## REQUEST
Identify each line below that contains the word "height", and copy it out.

===== DATA ENTRIES

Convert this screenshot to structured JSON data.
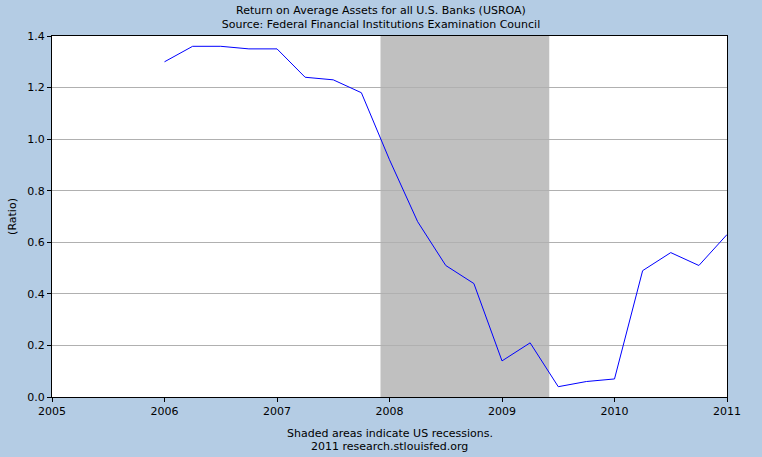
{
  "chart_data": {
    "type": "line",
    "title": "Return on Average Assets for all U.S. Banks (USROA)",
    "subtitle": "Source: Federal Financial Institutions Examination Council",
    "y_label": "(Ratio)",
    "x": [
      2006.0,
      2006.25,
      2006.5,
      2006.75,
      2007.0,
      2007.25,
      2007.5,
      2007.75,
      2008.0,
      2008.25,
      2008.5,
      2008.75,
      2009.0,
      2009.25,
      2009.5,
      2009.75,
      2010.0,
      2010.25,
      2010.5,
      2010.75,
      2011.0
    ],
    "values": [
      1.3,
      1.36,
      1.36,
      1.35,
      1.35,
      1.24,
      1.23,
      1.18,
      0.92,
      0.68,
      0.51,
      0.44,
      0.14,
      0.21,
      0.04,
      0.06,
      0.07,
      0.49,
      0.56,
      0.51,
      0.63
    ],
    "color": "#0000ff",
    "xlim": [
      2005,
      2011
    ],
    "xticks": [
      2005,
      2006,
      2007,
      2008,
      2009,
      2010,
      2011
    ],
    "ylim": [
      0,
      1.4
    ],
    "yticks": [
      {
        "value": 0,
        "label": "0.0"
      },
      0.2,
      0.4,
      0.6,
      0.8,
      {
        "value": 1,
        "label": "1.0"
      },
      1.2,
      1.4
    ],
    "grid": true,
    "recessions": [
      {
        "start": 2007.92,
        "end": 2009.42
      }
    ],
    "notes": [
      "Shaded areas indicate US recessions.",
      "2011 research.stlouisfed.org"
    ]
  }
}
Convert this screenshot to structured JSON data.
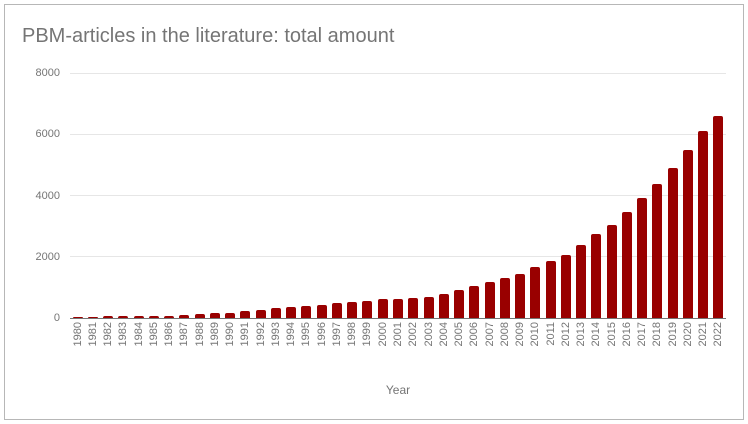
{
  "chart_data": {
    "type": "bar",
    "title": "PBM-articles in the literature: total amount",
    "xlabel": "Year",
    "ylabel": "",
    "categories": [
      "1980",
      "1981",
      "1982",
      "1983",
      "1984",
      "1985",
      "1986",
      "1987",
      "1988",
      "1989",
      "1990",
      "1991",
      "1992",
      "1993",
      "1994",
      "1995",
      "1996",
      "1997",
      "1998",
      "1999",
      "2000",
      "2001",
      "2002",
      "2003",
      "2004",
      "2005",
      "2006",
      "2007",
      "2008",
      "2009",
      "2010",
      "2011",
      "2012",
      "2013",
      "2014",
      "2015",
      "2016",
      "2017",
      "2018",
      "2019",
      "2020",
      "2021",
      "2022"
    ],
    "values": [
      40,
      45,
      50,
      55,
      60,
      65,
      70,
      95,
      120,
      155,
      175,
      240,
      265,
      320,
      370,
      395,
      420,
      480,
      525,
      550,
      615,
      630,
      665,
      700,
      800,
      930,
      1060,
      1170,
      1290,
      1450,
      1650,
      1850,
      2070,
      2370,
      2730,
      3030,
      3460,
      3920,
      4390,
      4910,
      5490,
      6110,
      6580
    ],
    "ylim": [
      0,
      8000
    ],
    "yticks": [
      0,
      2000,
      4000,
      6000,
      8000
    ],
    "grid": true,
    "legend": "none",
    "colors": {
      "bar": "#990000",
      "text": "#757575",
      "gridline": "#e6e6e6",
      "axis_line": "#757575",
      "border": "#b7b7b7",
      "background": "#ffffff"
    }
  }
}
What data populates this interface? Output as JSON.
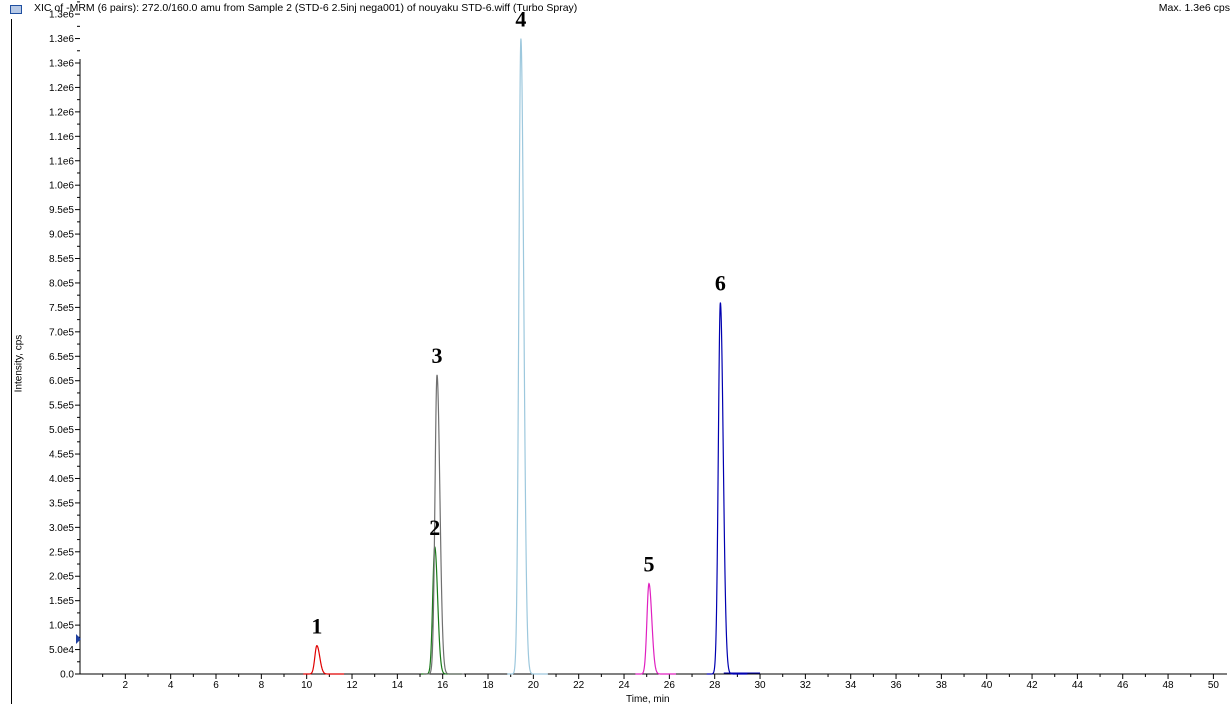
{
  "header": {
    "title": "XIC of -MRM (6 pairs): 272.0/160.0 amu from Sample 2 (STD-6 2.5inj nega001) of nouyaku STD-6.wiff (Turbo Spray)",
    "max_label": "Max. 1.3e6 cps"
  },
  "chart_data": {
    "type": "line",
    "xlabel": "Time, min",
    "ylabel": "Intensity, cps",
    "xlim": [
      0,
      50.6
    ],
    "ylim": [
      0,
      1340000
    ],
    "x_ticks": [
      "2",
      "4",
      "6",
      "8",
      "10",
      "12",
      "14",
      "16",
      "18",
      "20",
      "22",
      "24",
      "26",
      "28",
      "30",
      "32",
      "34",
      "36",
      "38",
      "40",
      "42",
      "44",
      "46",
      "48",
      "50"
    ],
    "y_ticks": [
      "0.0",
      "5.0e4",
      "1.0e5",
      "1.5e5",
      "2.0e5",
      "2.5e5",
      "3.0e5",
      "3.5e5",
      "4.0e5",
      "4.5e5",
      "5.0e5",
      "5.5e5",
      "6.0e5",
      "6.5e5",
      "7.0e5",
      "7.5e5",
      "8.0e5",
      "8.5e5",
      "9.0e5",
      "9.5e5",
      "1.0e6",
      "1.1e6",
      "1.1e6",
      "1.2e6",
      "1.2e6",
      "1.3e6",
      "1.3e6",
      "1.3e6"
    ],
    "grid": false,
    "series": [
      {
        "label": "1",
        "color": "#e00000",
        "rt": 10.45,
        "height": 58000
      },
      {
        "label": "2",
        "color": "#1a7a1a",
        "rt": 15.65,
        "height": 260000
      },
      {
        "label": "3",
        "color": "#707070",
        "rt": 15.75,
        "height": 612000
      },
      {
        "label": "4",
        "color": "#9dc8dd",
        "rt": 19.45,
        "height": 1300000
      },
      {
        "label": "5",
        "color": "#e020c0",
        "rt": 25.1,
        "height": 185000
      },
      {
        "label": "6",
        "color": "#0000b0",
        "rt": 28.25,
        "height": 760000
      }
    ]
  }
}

==========
===== DATA ENTRIES

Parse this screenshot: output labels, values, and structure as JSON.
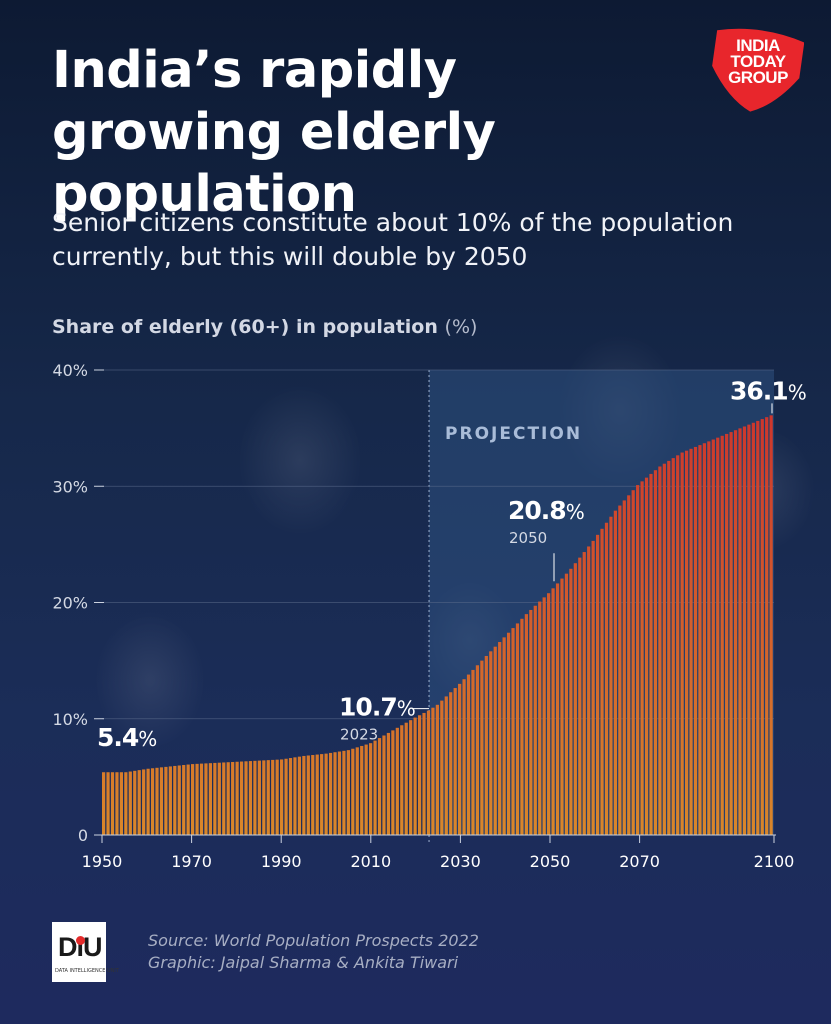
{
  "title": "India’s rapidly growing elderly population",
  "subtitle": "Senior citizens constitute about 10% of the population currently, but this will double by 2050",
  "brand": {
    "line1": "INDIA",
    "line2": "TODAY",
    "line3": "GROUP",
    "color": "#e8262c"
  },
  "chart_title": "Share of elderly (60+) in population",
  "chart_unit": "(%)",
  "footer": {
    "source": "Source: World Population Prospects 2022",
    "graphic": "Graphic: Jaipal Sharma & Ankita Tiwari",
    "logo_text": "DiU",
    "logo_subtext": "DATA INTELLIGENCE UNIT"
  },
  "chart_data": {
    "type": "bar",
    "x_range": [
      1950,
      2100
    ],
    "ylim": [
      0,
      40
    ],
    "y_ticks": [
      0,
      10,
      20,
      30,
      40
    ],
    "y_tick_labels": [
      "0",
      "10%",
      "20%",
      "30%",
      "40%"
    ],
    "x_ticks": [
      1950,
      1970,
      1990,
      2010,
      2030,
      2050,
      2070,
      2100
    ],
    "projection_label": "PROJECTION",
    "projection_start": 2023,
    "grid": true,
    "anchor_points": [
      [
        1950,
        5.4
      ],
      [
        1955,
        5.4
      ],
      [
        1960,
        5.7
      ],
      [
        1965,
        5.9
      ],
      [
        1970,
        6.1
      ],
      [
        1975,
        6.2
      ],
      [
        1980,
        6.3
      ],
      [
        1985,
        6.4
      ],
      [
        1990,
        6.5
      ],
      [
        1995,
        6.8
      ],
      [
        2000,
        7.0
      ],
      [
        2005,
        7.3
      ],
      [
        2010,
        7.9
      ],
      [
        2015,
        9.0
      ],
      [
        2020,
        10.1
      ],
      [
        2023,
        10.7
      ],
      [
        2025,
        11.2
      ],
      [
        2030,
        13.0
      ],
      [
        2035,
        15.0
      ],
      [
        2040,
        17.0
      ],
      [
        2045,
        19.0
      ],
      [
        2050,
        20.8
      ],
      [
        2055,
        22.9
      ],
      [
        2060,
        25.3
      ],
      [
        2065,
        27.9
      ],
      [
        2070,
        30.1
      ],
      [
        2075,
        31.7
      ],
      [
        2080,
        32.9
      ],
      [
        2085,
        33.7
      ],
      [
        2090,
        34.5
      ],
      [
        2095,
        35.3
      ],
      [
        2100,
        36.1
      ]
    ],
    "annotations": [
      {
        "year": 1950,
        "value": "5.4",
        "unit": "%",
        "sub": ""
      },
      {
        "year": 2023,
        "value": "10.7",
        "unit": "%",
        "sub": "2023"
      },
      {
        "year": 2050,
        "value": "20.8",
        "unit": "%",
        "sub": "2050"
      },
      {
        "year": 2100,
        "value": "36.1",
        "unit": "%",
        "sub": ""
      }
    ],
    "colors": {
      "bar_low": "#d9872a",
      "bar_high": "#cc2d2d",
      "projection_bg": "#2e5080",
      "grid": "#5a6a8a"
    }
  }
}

==========

## ANSWER TO THE EXERCISE
        "height": 58000
        "height": 260000
        "height": 612000
        "height": 1300000
        "height": 185000
        "height": 760000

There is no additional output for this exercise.